EXERCISE:
Produce an exact copy of all the data below, dropping every image.

SUPPLIED DATA:
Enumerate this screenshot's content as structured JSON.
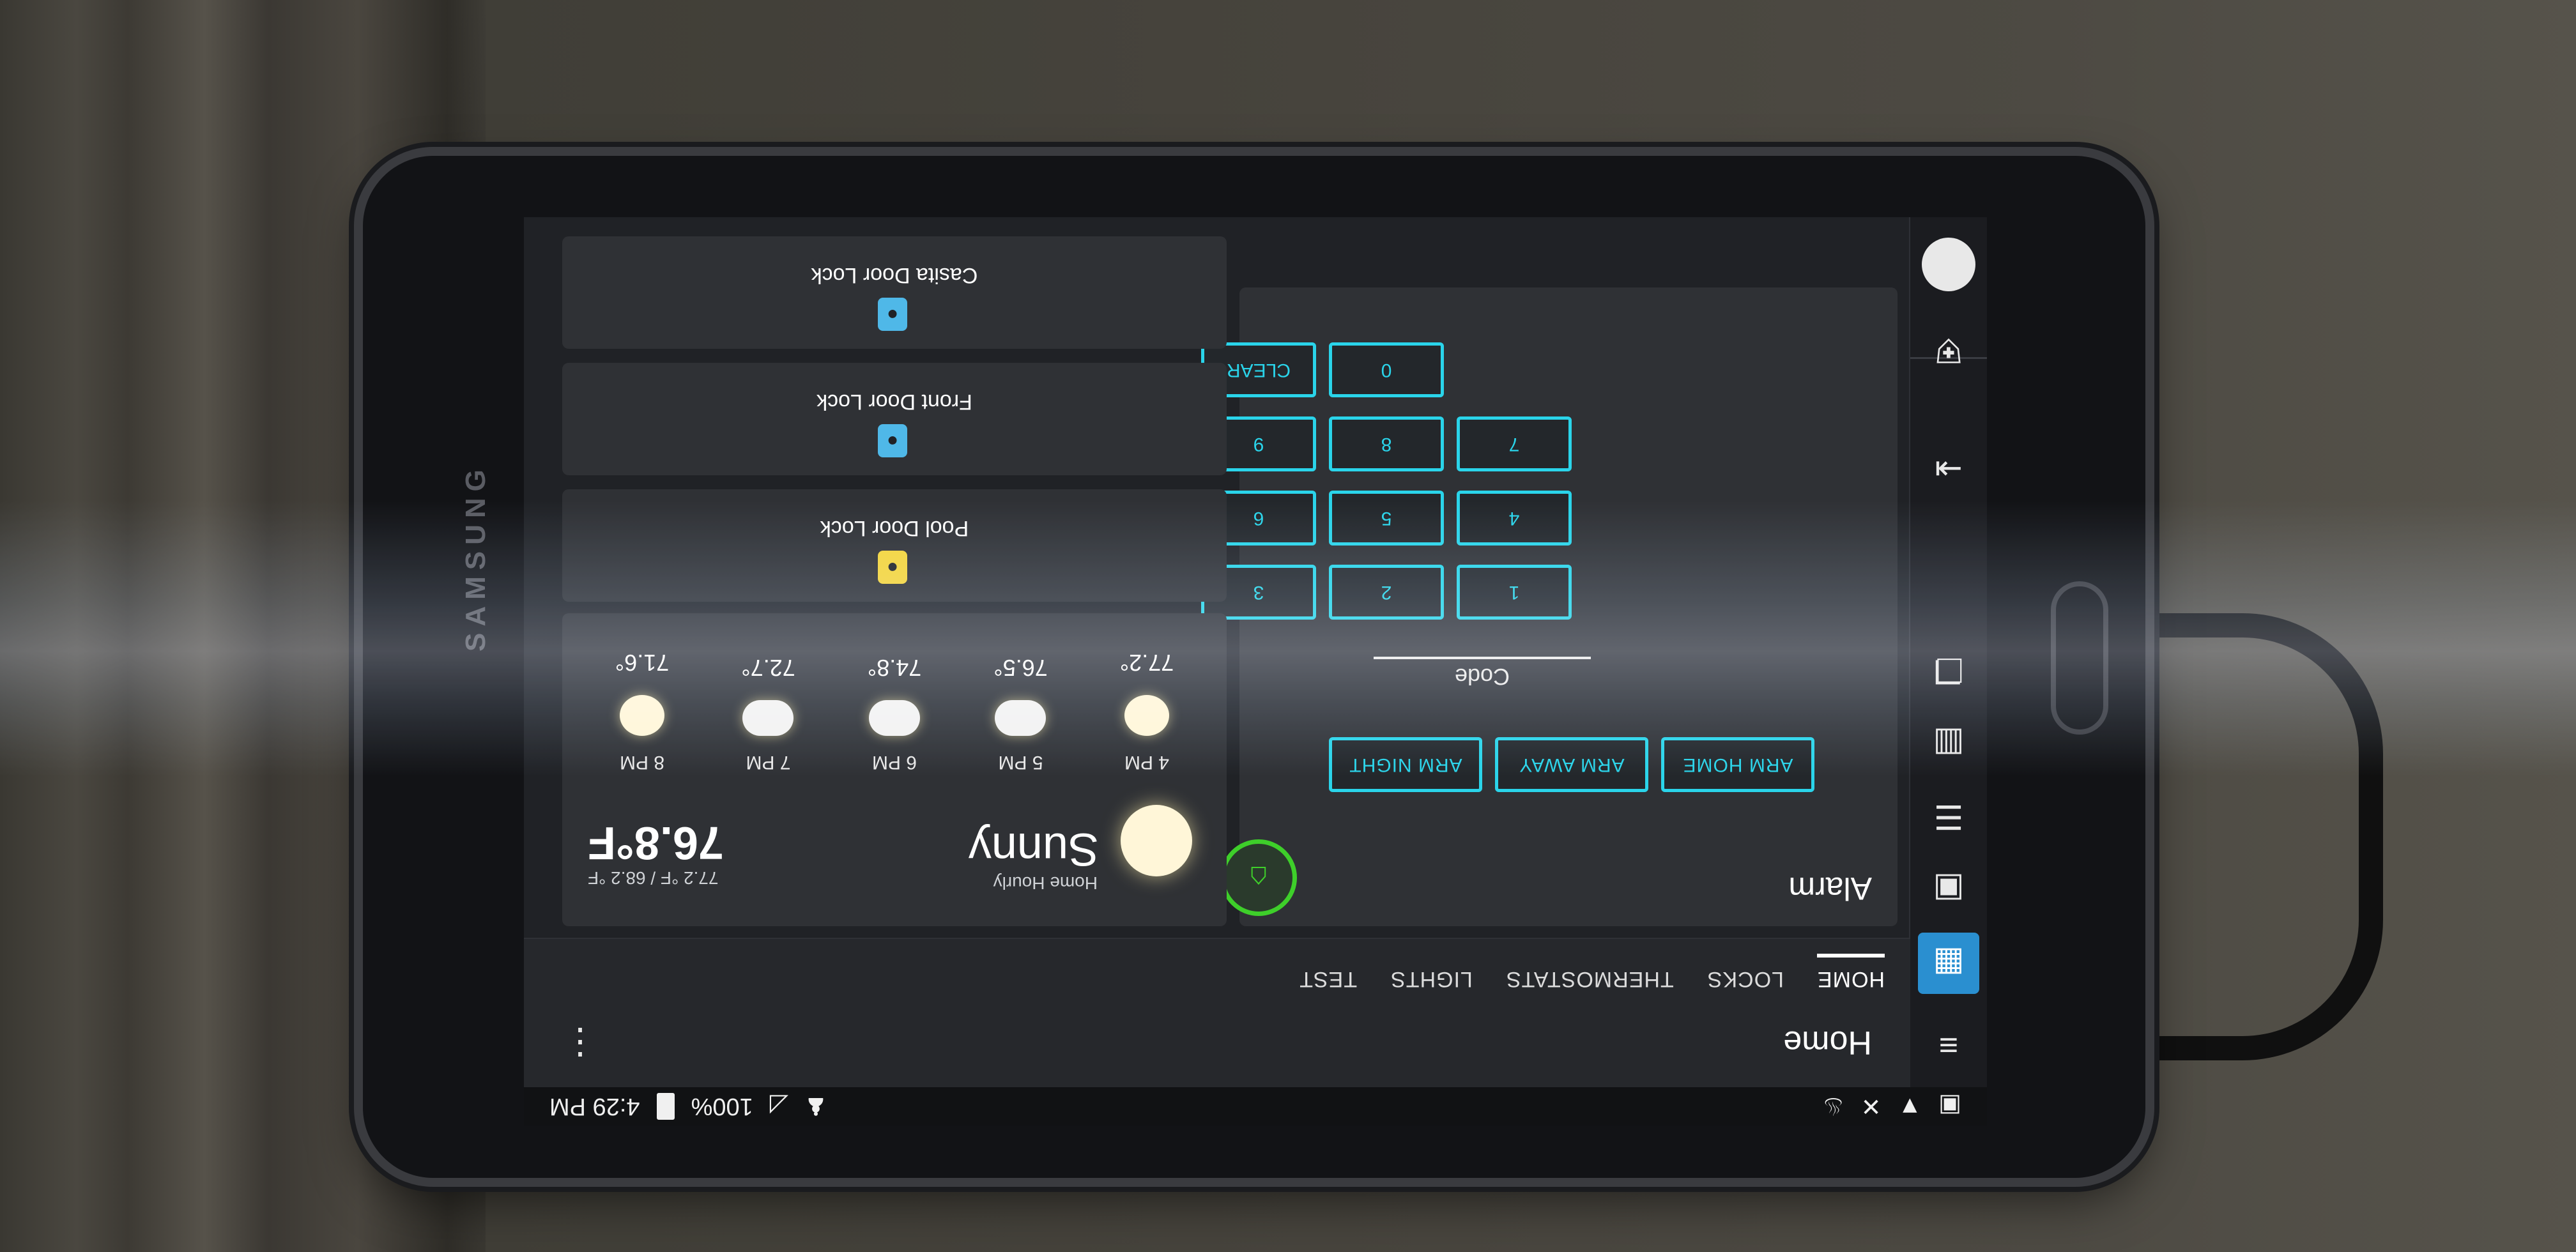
{
  "status_bar": {
    "time": "4:29 PM",
    "battery": "100%"
  },
  "header": {
    "title": "Home"
  },
  "tabs": [
    {
      "label": "HOME",
      "active": true
    },
    {
      "label": "LOCKS",
      "active": false
    },
    {
      "label": "THERMOSTATS",
      "active": false
    },
    {
      "label": "LIGHTS",
      "active": false
    },
    {
      "label": "TEST",
      "active": false
    }
  ],
  "alarm": {
    "title": "Alarm",
    "arm_home": "ARM HOME",
    "arm_away": "ARM AWAY",
    "arm_night": "ARM NIGHT",
    "code_label": "Code",
    "keys": [
      "1",
      "2",
      "3",
      "4",
      "5",
      "6",
      "7",
      "8",
      "9",
      "0",
      "CLEAR"
    ]
  },
  "weather": {
    "condition": "Sunny",
    "source": "Home Hourly",
    "temperature": "76.8°F",
    "range": "77.2 °F / 68.2 °F",
    "hourly": [
      {
        "time": "4 PM",
        "temp": "77.2°",
        "icon": "sun"
      },
      {
        "time": "5 PM",
        "temp": "76.5°",
        "icon": "cloud"
      },
      {
        "time": "6 PM",
        "temp": "74.8°",
        "icon": "cloud"
      },
      {
        "time": "7 PM",
        "temp": "72.7°",
        "icon": "cloud"
      },
      {
        "time": "8 PM",
        "temp": "71.6°",
        "icon": "moon"
      }
    ]
  },
  "locks": [
    {
      "name": "Pool Door Lock",
      "color": "#f2d43a"
    },
    {
      "name": "Front Door Lock",
      "color": "#4fb8e8"
    },
    {
      "name": "Casita Door Lock",
      "color": "#4fb8e8"
    }
  ],
  "colors": {
    "accent": "#2ad4ea",
    "alarm_ok": "#3ecf2a",
    "active_nav": "#2a8fd0"
  }
}
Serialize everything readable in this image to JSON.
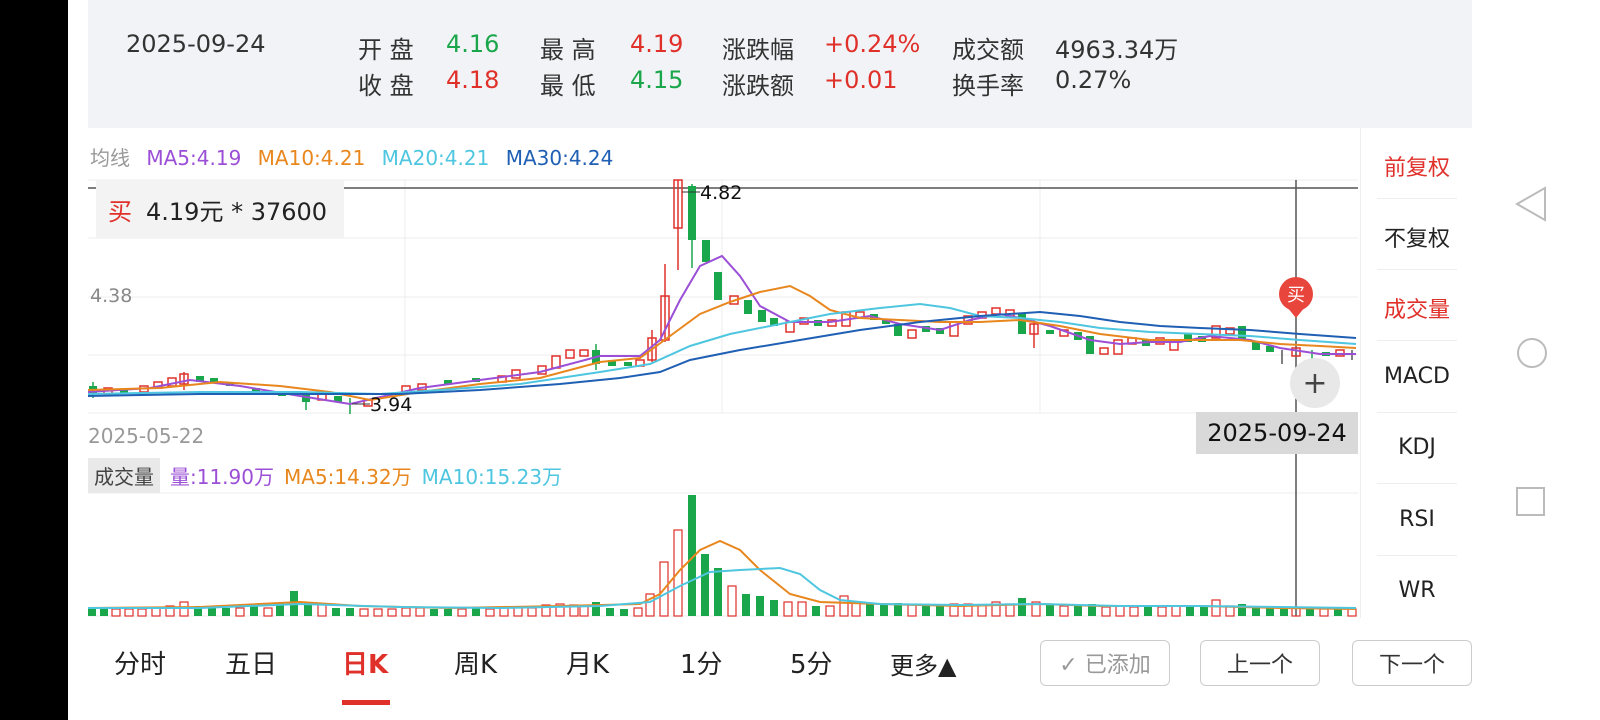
{
  "header": {
    "date": "2025-09-24",
    "open_label": "开 盘",
    "open_value": "4.16",
    "close_label": "收 盘",
    "close_value": "4.18",
    "high_label": "最 高",
    "high_value": "4.19",
    "low_label": "最 低",
    "low_value": "4.15",
    "chg_pct_label": "涨跌幅",
    "chg_pct_value": "+0.24%",
    "chg_amt_label": "涨跌额",
    "chg_amt_value": "+0.01",
    "turnover_amt_label": "成交额",
    "turnover_amt_value": "4963.34万",
    "turnover_rate_label": "换手率",
    "turnover_rate_value": "0.27%"
  },
  "ma_legend": {
    "title": "均线",
    "ma5": "MA5:4.19",
    "ma10": "MA10:4.21",
    "ma20": "MA20:4.21",
    "ma30": "MA30:4.24"
  },
  "buy_box": {
    "tag": "买",
    "text": "4.19元 * 37600"
  },
  "price_axis": {
    "level": "4.38"
  },
  "extremes": {
    "high": "4.82",
    "low": "3.94"
  },
  "dates": {
    "start": "2025-05-22",
    "cursor": "2025-09-24"
  },
  "buy_marker": "买",
  "volume_legend": {
    "tag": "成交量",
    "vol": "量:11.90万",
    "ma5": "MA5:14.32万",
    "ma10": "MA10:15.23万"
  },
  "side_menu": [
    "前复权",
    "不复权",
    "成交量",
    "MACD",
    "KDJ",
    "RSI",
    "WR"
  ],
  "tabs": [
    "分时",
    "五日",
    "日K",
    "周K",
    "月K",
    "1分",
    "5分",
    "更多▲"
  ],
  "buttons": {
    "added": "✓ 已添加",
    "prev": "上一个",
    "next": "下一个"
  },
  "colors": {
    "up": "#e0302a",
    "down": "#1aa64a",
    "ma5": "#9b4fd6",
    "ma10": "#e8871e",
    "ma20": "#4ec6e0",
    "ma30": "#1f5fb4"
  }
}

TASK ANSWER:
Enumerate this screenshot's content as structured JSON.
{
  "status_bar": {
    "time": "4:29 PM",
    "battery": "100%"
  },
  "header": {
    "title": "Home"
  },
  "tabs": [
    {
      "label": "HOME",
      "active": true
    },
    {
      "label": "LOCKS",
      "active": false
    },
    {
      "label": "THERMOSTATS",
      "active": false
    },
    {
      "label": "LIGHTS",
      "active": false
    },
    {
      "label": "TEST",
      "active": false
    }
  ],
  "alarm": {
    "title": "Alarm",
    "arm_home": "ARM HOME",
    "arm_away": "ARM AWAY",
    "arm_night": "ARM NIGHT",
    "code_label": "Code",
    "keys": [
      "1",
      "2",
      "3",
      "4",
      "5",
      "6",
      "7",
      "8",
      "9",
      "0",
      "CLEAR"
    ]
  },
  "weather": {
    "condition": "Sunny",
    "source": "Home Hourly",
    "temperature": "76.8°F",
    "range": "77.2 °F / 68.2 °F",
    "hourly": [
      {
        "time": "4 PM",
        "temp": "77.2°",
        "icon": "sun"
      },
      {
        "time": "5 PM",
        "temp": "76.5°",
        "icon": "cloud"
      },
      {
        "time": "6 PM",
        "temp": "74.8°",
        "icon": "cloud"
      },
      {
        "time": "7 PM",
        "temp": "72.7°",
        "icon": "cloud"
      },
      {
        "time": "8 PM",
        "temp": "71.6°",
        "icon": "moon"
      }
    ]
  },
  "locks": [
    {
      "name": "Pool Door Lock",
      "color": "#f2d43a"
    },
    {
      "name": "Front Door Lock",
      "color": "#4fb8e8"
    },
    {
      "name": "Casita Door Lock",
      "color": "#4fb8e8"
    }
  ],
  "colors": {
    "accent": "#2ad4ea",
    "alarm_ok": "#3ecf2a",
    "active_nav": "#2a8fd0"
  }
}
Serialize everything readable in this image to JSON.
{
  "header": {
    "date": "2025-09-24",
    "open_label": "开 盘",
    "open_value": "4.16",
    "close_label": "收 盘",
    "close_value": "4.18",
    "high_label": "最 高",
    "high_value": "4.19",
    "low_label": "最 低",
    "low_value": "4.15",
    "chg_pct_label": "涨跌幅",
    "chg_pct_value": "+0.24%",
    "chg_amt_label": "涨跌额",
    "chg_amt_value": "+0.01",
    "turnover_amt_label": "成交额",
    "turnover_amt_value": "4963.34万",
    "turnover_rate_label": "换手率",
    "turnover_rate_value": "0.27%"
  },
  "ma_legend": {
    "title": "均线",
    "ma5": "MA5:4.19",
    "ma10": "MA10:4.21",
    "ma20": "MA20:4.21",
    "ma30": "MA30:4.24"
  },
  "buy_box": {
    "tag": "买",
    "text": "4.19元 * 37600"
  },
  "price_axis": {
    "level": "4.38"
  },
  "extremes": {
    "high": "4.82",
    "low": "3.94"
  },
  "dates": {
    "start": "2025-05-22",
    "cursor": "2025-09-24"
  },
  "buy_marker": "买",
  "volume_legend": {
    "tag": "成交量",
    "vol": "量:11.90万",
    "ma5": "MA5:14.32万",
    "ma10": "MA10:15.23万"
  },
  "side_menu": [
    "前复权",
    "不复权",
    "成交量",
    "MACD",
    "KDJ",
    "RSI",
    "WR"
  ],
  "tabs": [
    "分时",
    "五日",
    "日K",
    "周K",
    "月K",
    "1分",
    "5分",
    "更多▲"
  ],
  "buttons": {
    "added": "✓ 已添加",
    "prev": "上一个",
    "next": "下一个"
  },
  "colors": {
    "up": "#e0302a",
    "down": "#1aa64a",
    "ma5": "#9b4fd6",
    "ma10": "#e8871e",
    "ma20": "#4ec6e0",
    "ma30": "#1f5fb4"
  }
}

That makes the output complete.